#### [STORED RECORDS]
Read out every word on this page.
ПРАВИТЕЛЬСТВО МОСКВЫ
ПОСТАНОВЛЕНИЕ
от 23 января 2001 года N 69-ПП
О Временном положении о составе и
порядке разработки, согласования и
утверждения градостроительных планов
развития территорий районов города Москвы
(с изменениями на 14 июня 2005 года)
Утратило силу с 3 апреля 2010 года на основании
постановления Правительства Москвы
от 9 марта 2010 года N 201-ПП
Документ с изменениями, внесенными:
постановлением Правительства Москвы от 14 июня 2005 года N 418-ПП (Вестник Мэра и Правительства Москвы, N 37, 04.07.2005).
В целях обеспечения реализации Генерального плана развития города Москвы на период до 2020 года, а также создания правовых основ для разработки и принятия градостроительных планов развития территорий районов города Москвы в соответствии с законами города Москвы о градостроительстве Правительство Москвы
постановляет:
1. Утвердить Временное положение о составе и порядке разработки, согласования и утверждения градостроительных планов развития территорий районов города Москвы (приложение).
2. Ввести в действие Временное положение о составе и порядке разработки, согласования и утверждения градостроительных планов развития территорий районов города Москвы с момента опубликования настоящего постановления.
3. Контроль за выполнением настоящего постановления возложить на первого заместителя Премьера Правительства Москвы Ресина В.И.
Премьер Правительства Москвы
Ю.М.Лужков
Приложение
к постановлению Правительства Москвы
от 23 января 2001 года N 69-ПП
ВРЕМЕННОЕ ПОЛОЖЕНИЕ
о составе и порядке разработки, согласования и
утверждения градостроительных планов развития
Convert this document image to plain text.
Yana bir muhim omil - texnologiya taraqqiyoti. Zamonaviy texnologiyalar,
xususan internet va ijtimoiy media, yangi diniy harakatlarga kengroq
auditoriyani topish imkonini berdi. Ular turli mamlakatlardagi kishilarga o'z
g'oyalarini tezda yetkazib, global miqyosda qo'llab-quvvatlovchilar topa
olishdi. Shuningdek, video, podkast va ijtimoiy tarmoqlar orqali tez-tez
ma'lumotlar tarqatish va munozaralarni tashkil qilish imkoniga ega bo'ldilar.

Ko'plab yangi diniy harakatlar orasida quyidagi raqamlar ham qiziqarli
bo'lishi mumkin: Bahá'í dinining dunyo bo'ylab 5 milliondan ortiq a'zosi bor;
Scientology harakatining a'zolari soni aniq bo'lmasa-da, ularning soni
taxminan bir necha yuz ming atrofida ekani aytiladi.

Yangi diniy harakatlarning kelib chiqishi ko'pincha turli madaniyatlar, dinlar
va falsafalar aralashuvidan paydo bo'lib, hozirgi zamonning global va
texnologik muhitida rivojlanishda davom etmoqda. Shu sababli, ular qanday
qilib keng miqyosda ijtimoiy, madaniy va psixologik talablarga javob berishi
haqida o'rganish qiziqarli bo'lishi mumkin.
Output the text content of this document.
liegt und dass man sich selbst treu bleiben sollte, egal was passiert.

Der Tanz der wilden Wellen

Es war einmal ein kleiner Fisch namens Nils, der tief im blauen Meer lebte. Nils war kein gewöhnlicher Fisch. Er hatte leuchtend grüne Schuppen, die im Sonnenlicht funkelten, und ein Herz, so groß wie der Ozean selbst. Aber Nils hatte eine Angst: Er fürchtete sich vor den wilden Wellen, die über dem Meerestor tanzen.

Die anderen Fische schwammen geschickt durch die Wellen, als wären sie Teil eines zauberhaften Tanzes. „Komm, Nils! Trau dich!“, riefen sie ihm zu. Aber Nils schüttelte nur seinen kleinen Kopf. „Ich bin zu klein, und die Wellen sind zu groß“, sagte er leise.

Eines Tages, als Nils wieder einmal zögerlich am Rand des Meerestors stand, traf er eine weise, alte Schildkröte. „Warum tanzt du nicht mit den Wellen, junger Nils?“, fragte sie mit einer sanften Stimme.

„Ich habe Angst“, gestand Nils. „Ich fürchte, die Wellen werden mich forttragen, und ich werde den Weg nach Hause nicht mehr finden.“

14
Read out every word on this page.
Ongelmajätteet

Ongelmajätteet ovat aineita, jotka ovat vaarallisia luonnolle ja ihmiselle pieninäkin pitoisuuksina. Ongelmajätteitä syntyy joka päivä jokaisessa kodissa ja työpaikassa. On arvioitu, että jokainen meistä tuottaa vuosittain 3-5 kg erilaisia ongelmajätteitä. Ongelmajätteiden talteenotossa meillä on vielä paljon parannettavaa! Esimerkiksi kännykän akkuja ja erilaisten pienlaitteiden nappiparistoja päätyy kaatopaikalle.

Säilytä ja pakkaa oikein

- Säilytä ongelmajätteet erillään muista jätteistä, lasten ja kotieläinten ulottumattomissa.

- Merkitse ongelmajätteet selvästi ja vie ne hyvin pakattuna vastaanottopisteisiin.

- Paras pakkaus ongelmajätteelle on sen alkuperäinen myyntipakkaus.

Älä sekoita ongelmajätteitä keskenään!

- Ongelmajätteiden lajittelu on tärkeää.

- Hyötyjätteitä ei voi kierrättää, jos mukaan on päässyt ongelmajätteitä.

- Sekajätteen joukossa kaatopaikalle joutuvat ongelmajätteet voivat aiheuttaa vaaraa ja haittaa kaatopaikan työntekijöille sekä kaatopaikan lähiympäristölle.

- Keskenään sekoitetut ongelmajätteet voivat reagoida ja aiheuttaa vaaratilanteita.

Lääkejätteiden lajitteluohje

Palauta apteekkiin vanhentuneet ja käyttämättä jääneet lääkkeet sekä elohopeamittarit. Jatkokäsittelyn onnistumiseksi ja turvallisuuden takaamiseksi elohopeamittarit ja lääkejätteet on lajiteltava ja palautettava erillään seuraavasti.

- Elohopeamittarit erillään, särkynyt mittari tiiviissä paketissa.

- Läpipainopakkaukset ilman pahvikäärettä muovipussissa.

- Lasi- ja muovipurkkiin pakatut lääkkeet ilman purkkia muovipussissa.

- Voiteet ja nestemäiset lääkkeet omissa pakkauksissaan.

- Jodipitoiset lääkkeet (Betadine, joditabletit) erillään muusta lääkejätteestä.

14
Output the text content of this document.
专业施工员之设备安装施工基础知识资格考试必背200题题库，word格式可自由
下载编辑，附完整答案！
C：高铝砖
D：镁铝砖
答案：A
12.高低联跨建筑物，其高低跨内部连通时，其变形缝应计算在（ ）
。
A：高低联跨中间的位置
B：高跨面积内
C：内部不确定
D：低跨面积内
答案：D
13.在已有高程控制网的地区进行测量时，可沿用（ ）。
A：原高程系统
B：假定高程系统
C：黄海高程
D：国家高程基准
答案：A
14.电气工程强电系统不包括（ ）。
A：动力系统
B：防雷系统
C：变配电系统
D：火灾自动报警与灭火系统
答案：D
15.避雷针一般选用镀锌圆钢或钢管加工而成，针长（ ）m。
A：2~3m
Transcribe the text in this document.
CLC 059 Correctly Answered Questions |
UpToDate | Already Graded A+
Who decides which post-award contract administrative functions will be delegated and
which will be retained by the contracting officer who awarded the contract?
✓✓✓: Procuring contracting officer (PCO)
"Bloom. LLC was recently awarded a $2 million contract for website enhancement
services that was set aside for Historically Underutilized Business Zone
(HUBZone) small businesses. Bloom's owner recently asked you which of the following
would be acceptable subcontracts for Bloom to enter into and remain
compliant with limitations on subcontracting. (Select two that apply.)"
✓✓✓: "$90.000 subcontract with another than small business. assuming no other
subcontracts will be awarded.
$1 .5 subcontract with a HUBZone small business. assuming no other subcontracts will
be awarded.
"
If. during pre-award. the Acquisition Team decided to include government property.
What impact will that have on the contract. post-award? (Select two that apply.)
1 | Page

#### [THE TASK]
Working from the listing above, pick out every line that has "kaatopaikalle" and copy it.

#### [ANSWER FOR THIS EXERCISE]
Ongelmajätteet ovat aineita, jotka ovat vaarallisia luonnolle ja ihmiselle pieninäkin pitoisuuksina. Ongelmajätteitä syntyy joka päivä jokaisessa kodissa ja työpaikassa. On arvioitu, että jokainen meistä tuottaa vuosittain 3-5 kg erilaisia ongelmajätteitä. Ongelmajätteiden talteenotossa meillä on vielä paljon parannettavaa! Esimerkiksi kännykän akkuja ja erilaisten pienlaitteiden nappiparistoja päätyy kaatopaikalle.
- Sekajätteen joukossa kaatopaikalle joutuvat ongelmajätteet voivat aiheuttaa vaaraa ja haittaa kaatopaikan työntekijöille sekä kaatopaikan lähiympäristölle.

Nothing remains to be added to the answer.